What you need to do — The records underneath are to be repeated exactly, with the pictures left out.

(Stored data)
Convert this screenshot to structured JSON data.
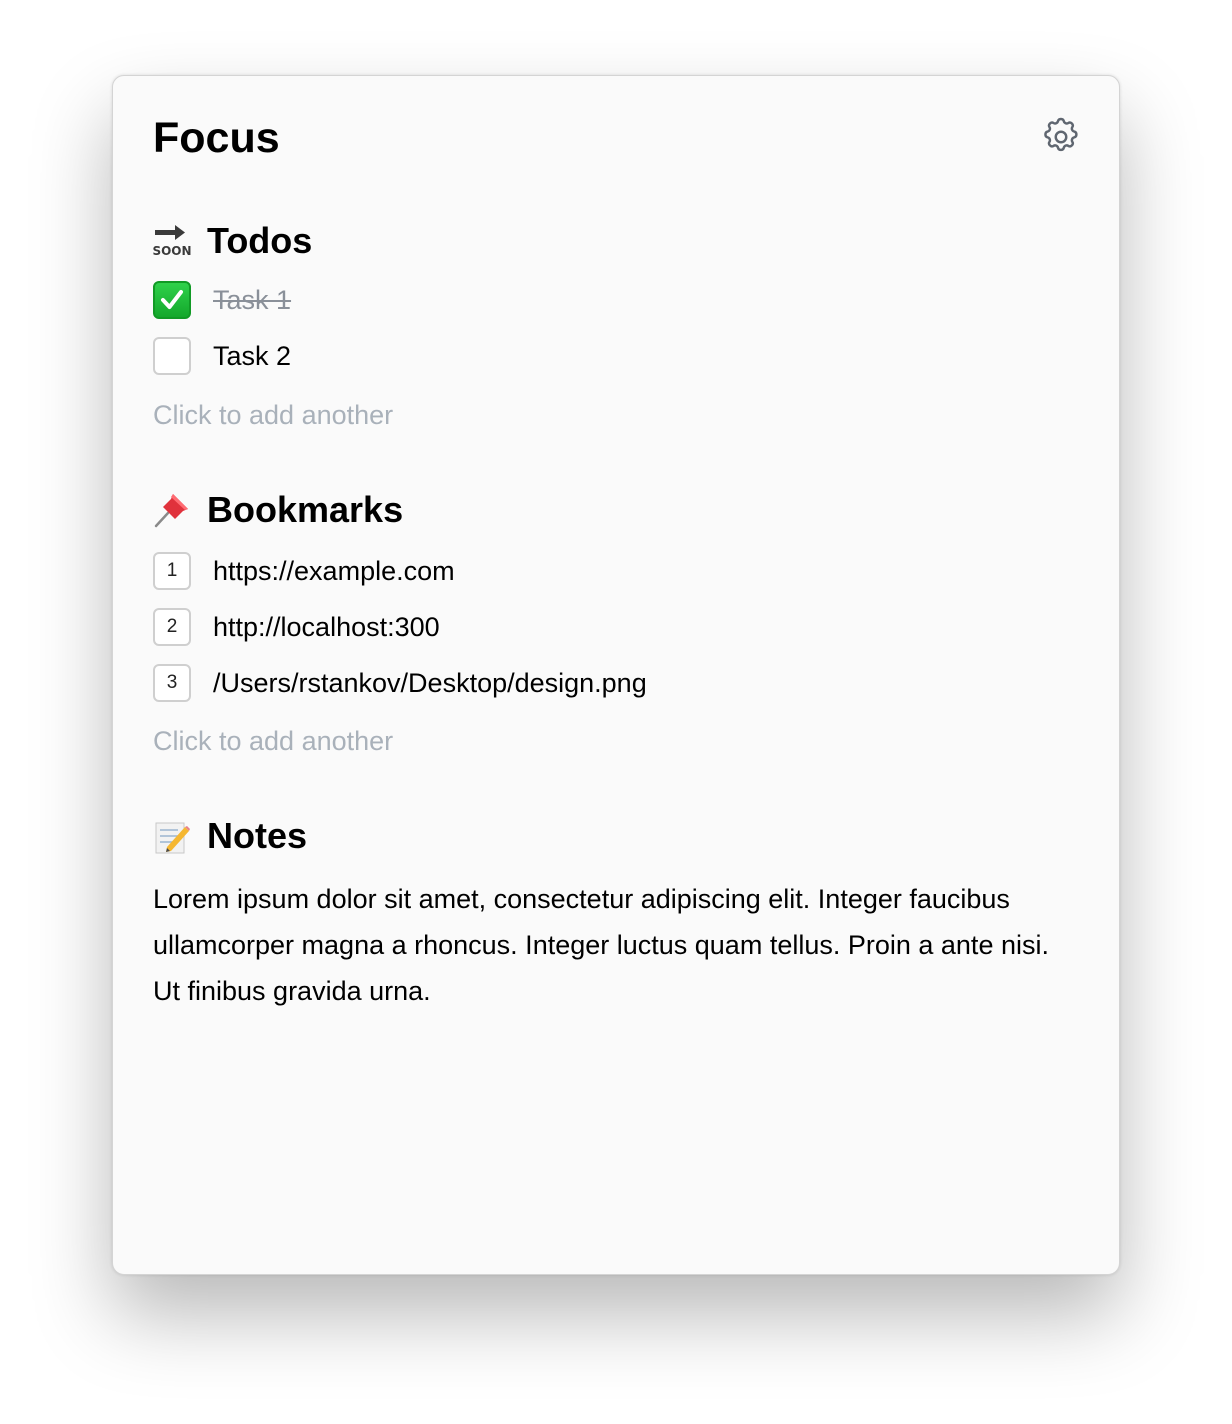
{
  "app": {
    "title": "Focus"
  },
  "todos": {
    "title": "Todos",
    "icon": "soon-arrow-icon",
    "items": [
      {
        "label": "Task 1",
        "done": true
      },
      {
        "label": "Task 2",
        "done": false
      }
    ],
    "add_label": "Click to add another"
  },
  "bookmarks": {
    "title": "Bookmarks",
    "icon": "pushpin-icon",
    "items": [
      {
        "number": "1",
        "url": "https://example.com"
      },
      {
        "number": "2",
        "url": "http://localhost:300"
      },
      {
        "number": "3",
        "url": "/Users/rstankov/Desktop/design.png"
      }
    ],
    "add_label": "Click to add another"
  },
  "notes": {
    "title": "Notes",
    "icon": "memo-icon",
    "body": "Lorem ipsum dolor sit amet, consectetur adipiscing elit. Integer faucibus ullamcorper magna a rhoncus. Integer luctus quam tellus. Proin a ante nisi. Ut finibus gravida urna."
  },
  "colors": {
    "check_green": "#14a82c",
    "placeholder": "#a9b1ba",
    "done_text": "#8a9099"
  }
}
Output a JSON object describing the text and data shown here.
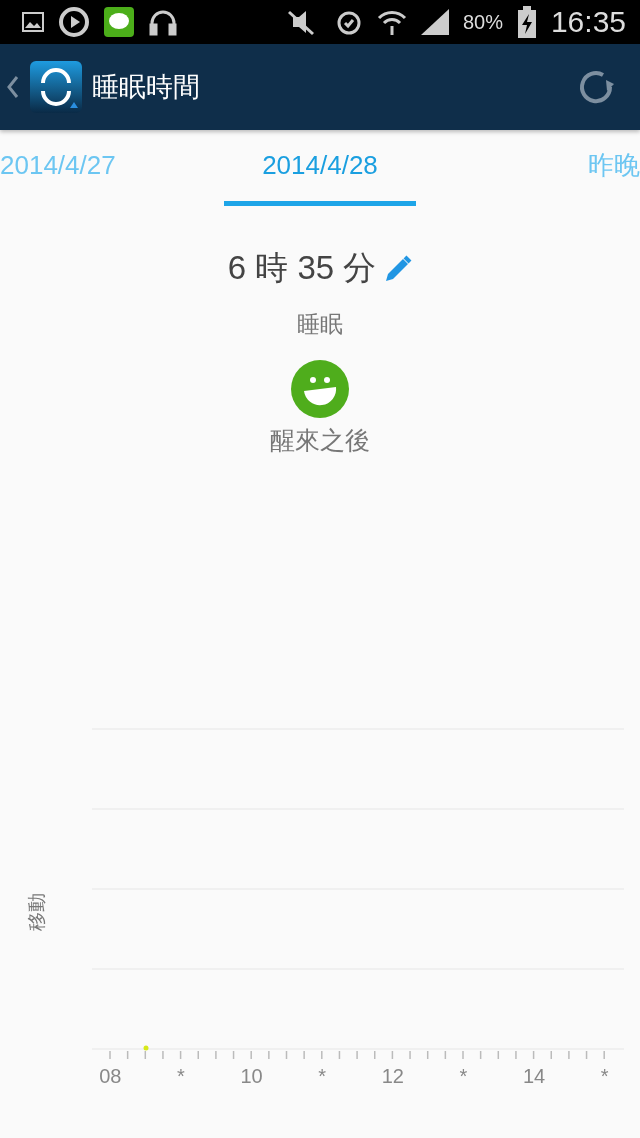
{
  "status_bar": {
    "battery": "80%",
    "time": "16:35"
  },
  "app_bar": {
    "title": "睡眠時間"
  },
  "tabs": [
    {
      "label": "2014/4/27",
      "selected": false
    },
    {
      "label": "2014/4/28",
      "selected": true
    },
    {
      "label": "昨晚",
      "selected": false
    }
  ],
  "summary": {
    "duration": "6 時 35 分",
    "label": "睡眠",
    "mood_label": "醒來之後"
  },
  "chart": {
    "ylabel": "移動",
    "xtick_labels": [
      "08",
      "*",
      "10",
      "*",
      "12",
      "*",
      "14",
      "*"
    ]
  }
}
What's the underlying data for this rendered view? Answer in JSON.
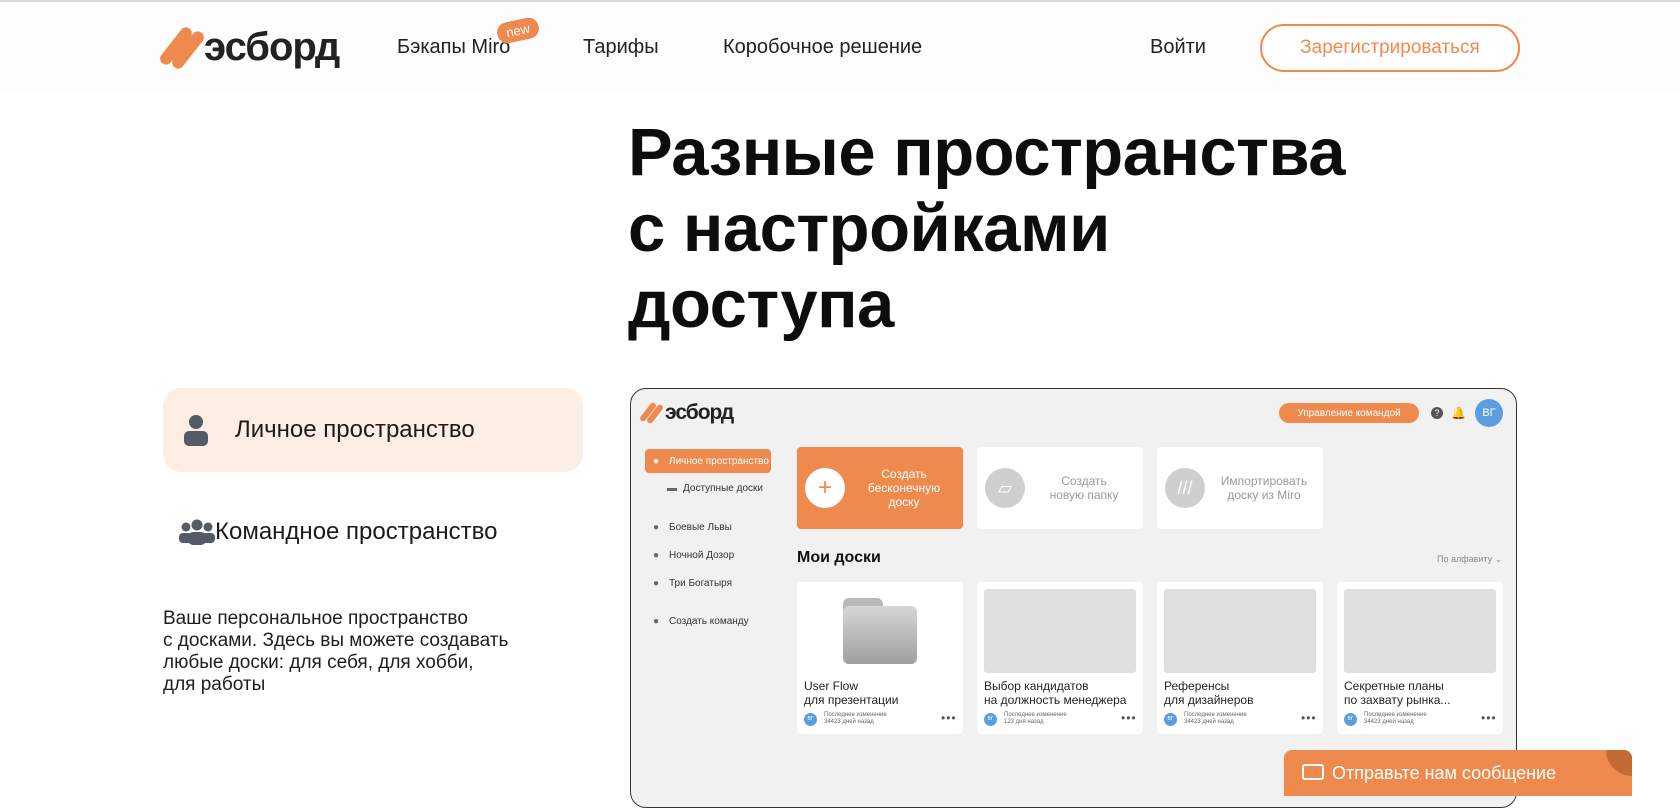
{
  "header": {
    "logo_text": "эсборд",
    "nav": [
      {
        "label": "Бэкапы Miro",
        "badge": "new"
      },
      {
        "label": "Тарифы"
      },
      {
        "label": "Коробочное решение"
      }
    ],
    "login": "Войти",
    "register": "Зарегистрироваться"
  },
  "hero": {
    "title_lines": [
      "Разные пространства",
      "с настройками",
      "доступа"
    ]
  },
  "tabs": {
    "personal": "Личное пространство",
    "team": "Командное пространство"
  },
  "description_lines": [
    "Ваше персональное пространство",
    "с досками. Здесь вы можете создавать",
    "любые доски: для себя, для хобби,",
    "для работы"
  ],
  "mock": {
    "logo_text": "эсборд",
    "manage_button": "Управление командой",
    "help_icon": "?",
    "avatar": "ВГ",
    "sidebar": [
      {
        "label": "Личное пространство",
        "icon": "person-icon",
        "active": true
      },
      {
        "label": "Доступные доски",
        "icon": "boards-icon"
      },
      {
        "label": "Боевые Львы",
        "icon": "team-icon"
      },
      {
        "label": "Ночной Дозор",
        "icon": "team-icon"
      },
      {
        "label": "Три Богатыря",
        "icon": "team-icon"
      },
      {
        "label": "Создать команду",
        "icon": "add-user-icon"
      }
    ],
    "actions": [
      {
        "label_lines": [
          "Создать",
          "бесконечную",
          "доску"
        ],
        "icon": "plus-icon"
      },
      {
        "label_lines": [
          "Создать",
          "новую папку"
        ],
        "icon": "folder-icon"
      },
      {
        "label_lines": [
          "Импортировать",
          "доску из Miro"
        ],
        "icon": "miro-icon"
      }
    ],
    "section_title": "Мои доски",
    "sort": "По алфавиту",
    "boards": [
      {
        "name_lines": [
          "User Flow",
          "для презентации"
        ],
        "meta_lines": [
          "Последнее изменение",
          "34423 дней назад"
        ],
        "avatar": "ВГ"
      },
      {
        "name_lines": [
          "Выбор кандидатов",
          "на должность менеджера"
        ],
        "meta_lines": [
          "Последнее изменение",
          "123 дня назад"
        ],
        "avatar": "ВГ"
      },
      {
        "name_lines": [
          "Референсы",
          "для дизайнеров"
        ],
        "meta_lines": [
          "Последнее изменение",
          "34423 дней назад"
        ],
        "avatar": "ВГ"
      },
      {
        "name_lines": [
          "Секретные планы",
          "по захвату рынка..."
        ],
        "meta_lines": [
          "Последнее изменение",
          "34423 дней назад"
        ],
        "avatar": "ВГ"
      }
    ]
  },
  "chat": {
    "label": "Отправьте нам сообщение"
  },
  "colors": {
    "accent": "#ef8a4f",
    "personal_tab_bg": "#fdeee4",
    "mock_bg": "#f1f1f1",
    "avatar_blue": "#5b9ee0"
  }
}
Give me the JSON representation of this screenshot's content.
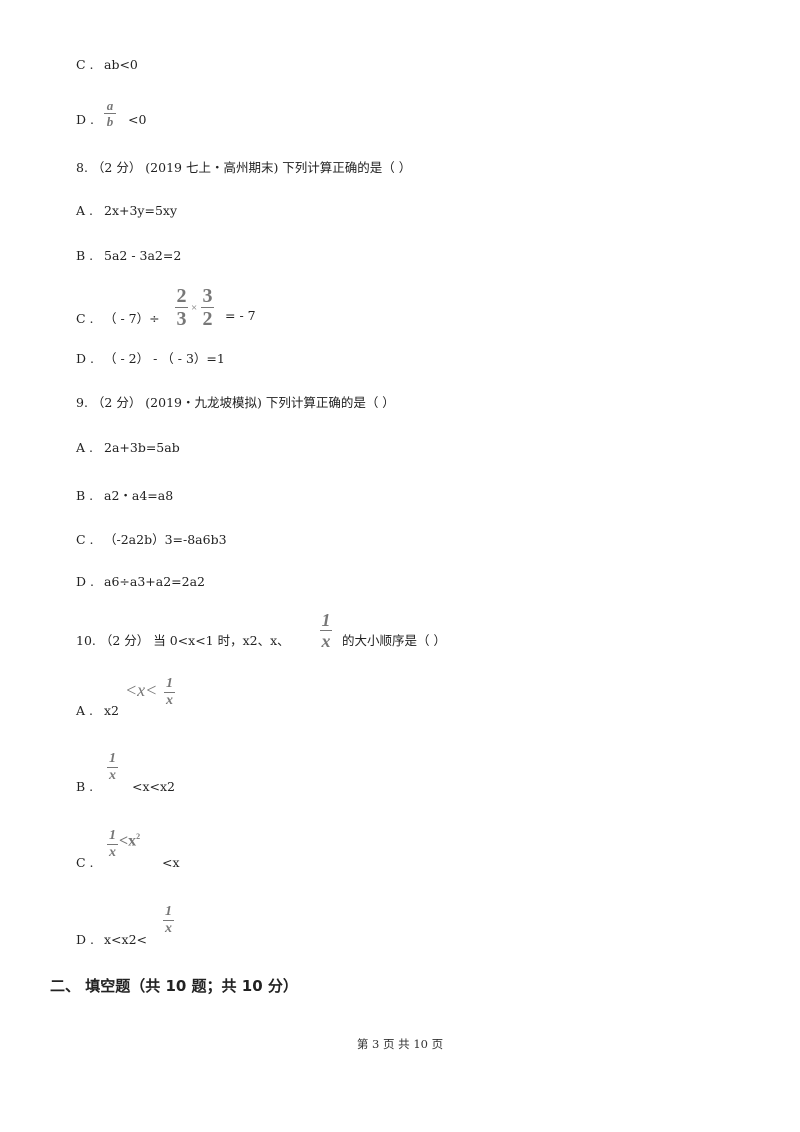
{
  "q7": {
    "options": [
      {
        "label": "C .",
        "text": "ab<0"
      },
      {
        "label": "D .",
        "frac_num": "a",
        "frac_den": "b",
        "text": "<0"
      }
    ]
  },
  "q8": {
    "stem": "8.  （2 分）  (2019 七上・高州期末)  下列计算正确的是（        ）",
    "options": [
      {
        "label": "A .",
        "text": "2x+3y=5xy"
      },
      {
        "label": "B .",
        "text": "5a2 - 3a2=2"
      },
      {
        "label": "C .",
        "text_before": "（ - 7）÷",
        "frac1_num": "2",
        "frac1_den": "3",
        "times": "×",
        "frac2_num": "3",
        "frac2_den": "2",
        "text_after": "= - 7"
      },
      {
        "label": "D .",
        "text": "（ - 2） - （ - 3）=1"
      }
    ]
  },
  "q9": {
    "stem": "9.  （2 分）  (2019・九龙坡模拟)  下列计算正确的是（        ）",
    "options": [
      {
        "label": "A .",
        "text": "2a+3b=5ab"
      },
      {
        "label": "B .",
        "text": "a2・a4=a8"
      },
      {
        "label": "C .",
        "text": "（-2a2b）3=-8a6b3"
      },
      {
        "label": "D .",
        "text": "a6÷a3+a2=2a2"
      }
    ]
  },
  "q10": {
    "stem_before": "10.  （2 分）  当 0<x<1 时，x2、x、",
    "stem_frac_num": "1",
    "stem_frac_den": "x",
    "stem_after": "的大小顺序是（        ）",
    "options": [
      {
        "label": "A .",
        "text": "x2",
        "img_text": "<x<",
        "frac_num": "1",
        "frac_den": "x"
      },
      {
        "label": "B .",
        "frac_num": "1",
        "frac_den": "x",
        "text": "<x<x2"
      },
      {
        "label": "C .",
        "frac_num": "1",
        "frac_den": "x",
        "img_text": "<x",
        "img_sup": "2",
        "text": "<x"
      },
      {
        "label": "D .",
        "text": "x<x2<",
        "frac_num": "1",
        "frac_den": "x"
      }
    ]
  },
  "section": {
    "title": "二、   填空题（共 10 题；共 10 分）"
  },
  "footer": {
    "page_text": "第 3 页 共 10 页"
  }
}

Right answer —
Convert this screenshot to structured JSON data.
{
  "app": {
    "title": "Focus"
  },
  "todos": {
    "title": "Todos",
    "icon": "soon-arrow-icon",
    "items": [
      {
        "label": "Task 1",
        "done": true
      },
      {
        "label": "Task 2",
        "done": false
      }
    ],
    "add_label": "Click to add another"
  },
  "bookmarks": {
    "title": "Bookmarks",
    "icon": "pushpin-icon",
    "items": [
      {
        "number": "1",
        "url": "https://example.com"
      },
      {
        "number": "2",
        "url": "http://localhost:300"
      },
      {
        "number": "3",
        "url": "/Users/rstankov/Desktop/design.png"
      }
    ],
    "add_label": "Click to add another"
  },
  "notes": {
    "title": "Notes",
    "icon": "memo-icon",
    "body": "Lorem ipsum dolor sit amet, consectetur adipiscing elit. Integer faucibus ullamcorper magna a rhoncus. Integer luctus quam tellus. Proin a ante nisi. Ut finibus gravida urna."
  },
  "colors": {
    "check_green": "#14a82c",
    "placeholder": "#a9b1ba",
    "done_text": "#8a9099"
  }
}
Output a JSON object describing the text and data shown here.
{
  "status_bar": {
    "battery": "80%",
    "time": "16:35"
  },
  "app_bar": {
    "title": "睡眠時間"
  },
  "tabs": [
    {
      "label": "2014/4/27",
      "selected": false
    },
    {
      "label": "2014/4/28",
      "selected": true
    },
    {
      "label": "昨晚",
      "selected": false
    }
  ],
  "summary": {
    "duration": "6 時 35 分",
    "label": "睡眠",
    "mood_label": "醒來之後"
  },
  "chart": {
    "ylabel": "移動",
    "xtick_labels": [
      "08",
      "*",
      "10",
      "*",
      "12",
      "*",
      "14",
      "*"
    ]
  }
}
What's the underlying data for this rendered view? Answer in JSON.
{
  "header": {
    "logo_text": "эсборд",
    "nav": [
      {
        "label": "Бэкапы Miro",
        "badge": "new"
      },
      {
        "label": "Тарифы"
      },
      {
        "label": "Коробочное решение"
      }
    ],
    "login": "Войти",
    "register": "Зарегистрироваться"
  },
  "hero": {
    "title_lines": [
      "Разные пространства",
      "с настройками",
      "доступа"
    ]
  },
  "tabs": {
    "personal": "Личное пространство",
    "team": "Командное пространство"
  },
  "description_lines": [
    "Ваше персональное пространство",
    "с досками. Здесь вы можете создавать",
    "любые доски: для себя, для хобби,",
    "для работы"
  ],
  "mock": {
    "logo_text": "эсборд",
    "manage_button": "Управление командой",
    "help_icon": "?",
    "avatar": "ВГ",
    "sidebar": [
      {
        "label": "Личное пространство",
        "icon": "person-icon",
        "active": true
      },
      {
        "label": "Доступные доски",
        "icon": "boards-icon"
      },
      {
        "label": "Боевые Львы",
        "icon": "team-icon"
      },
      {
        "label": "Ночной Дозор",
        "icon": "team-icon"
      },
      {
        "label": "Три Богатыря",
        "icon": "team-icon"
      },
      {
        "label": "Создать команду",
        "icon": "add-user-icon"
      }
    ],
    "actions": [
      {
        "label_lines": [
          "Создать",
          "бесконечную",
          "доску"
        ],
        "icon": "plus-icon"
      },
      {
        "label_lines": [
          "Создать",
          "новую папку"
        ],
        "icon": "folder-icon"
      },
      {
        "label_lines": [
          "Импортировать",
          "доску из Miro"
        ],
        "icon": "miro-icon"
      }
    ],
    "section_title": "Мои доски",
    "sort": "По алфавиту",
    "boards": [
      {
        "name_lines": [
          "User Flow",
          "для презентации"
        ],
        "meta_lines": [
          "Последнее изменение",
          "34423 дней назад"
        ],
        "avatar": "ВГ"
      },
      {
        "name_lines": [
          "Выбор кандидатов",
          "на должность менеджера"
        ],
        "meta_lines": [
          "Последнее изменение",
          "123 дня назад"
        ],
        "avatar": "ВГ"
      },
      {
        "name_lines": [
          "Референсы",
          "для дизайнеров"
        ],
        "meta_lines": [
          "Последнее изменение",
          "34423 дней назад"
        ],
        "avatar": "ВГ"
      },
      {
        "name_lines": [
          "Секретные планы",
          "по захвату рынка..."
        ],
        "meta_lines": [
          "Последнее изменение",
          "34423 дней назад"
        ],
        "avatar": "ВГ"
      }
    ]
  },
  "chat": {
    "label": "Отправьте нам сообщение"
  },
  "colors": {
    "accent": "#ef8a4f",
    "personal_tab_bg": "#fdeee4",
    "mock_bg": "#f1f1f1",
    "avatar_blue": "#5b9ee0"
  }
}
Give me the JSON representation of this screenshot's content.
{
  "q7": {
    "options": [
      {
        "label": "C .",
        "text": "ab<0"
      },
      {
        "label": "D .",
        "frac_num": "a",
        "frac_den": "b",
        "text": "<0"
      }
    ]
  },
  "q8": {
    "stem": "8.  （2 分）  (2019 七上・高州期末)  下列计算正确的是（        ）",
    "options": [
      {
        "label": "A .",
        "text": "2x+3y=5xy"
      },
      {
        "label": "B .",
        "text": "5a2 - 3a2=2"
      },
      {
        "label": "C .",
        "text_before": "（ - 7）÷",
        "frac1_num": "2",
        "frac1_den": "3",
        "times": "×",
        "frac2_num": "3",
        "frac2_den": "2",
        "text_after": "= - 7"
      },
      {
        "label": "D .",
        "text": "（ - 2） - （ - 3）=1"
      }
    ]
  },
  "q9": {
    "stem": "9.  （2 分）  (2019・九龙坡模拟)  下列计算正确的是（        ）",
    "options": [
      {
        "label": "A .",
        "text": "2a+3b=5ab"
      },
      {
        "label": "B .",
        "text": "a2・a4=a8"
      },
      {
        "label": "C .",
        "text": "（-2a2b）3=-8a6b3"
      },
      {
        "label": "D .",
        "text": "a6÷a3+a2=2a2"
      }
    ]
  },
  "q10": {
    "stem_before": "10.  （2 分）  当 0<x<1 时，x2、x、",
    "stem_frac_num": "1",
    "stem_frac_den": "x",
    "stem_after": "的大小顺序是（        ）",
    "options": [
      {
        "label": "A .",
        "text": "x2",
        "img_text": "<x<",
        "frac_num": "1",
        "frac_den": "x"
      },
      {
        "label": "B .",
        "frac_num": "1",
        "frac_den": "x",
        "text": "<x<x2"
      },
      {
        "label": "C .",
        "frac_num": "1",
        "frac_den": "x",
        "img_text": "<x",
        "img_sup": "2",
        "text": "<x"
      },
      {
        "label": "D .",
        "text": "x<x2<",
        "frac_num": "1",
        "frac_den": "x"
      }
    ]
  },
  "section": {
    "title": "二、   填空题（共 10 题；共 10 分）"
  },
  "footer": {
    "page_text": "第 3 页 共 10 页"
  }
}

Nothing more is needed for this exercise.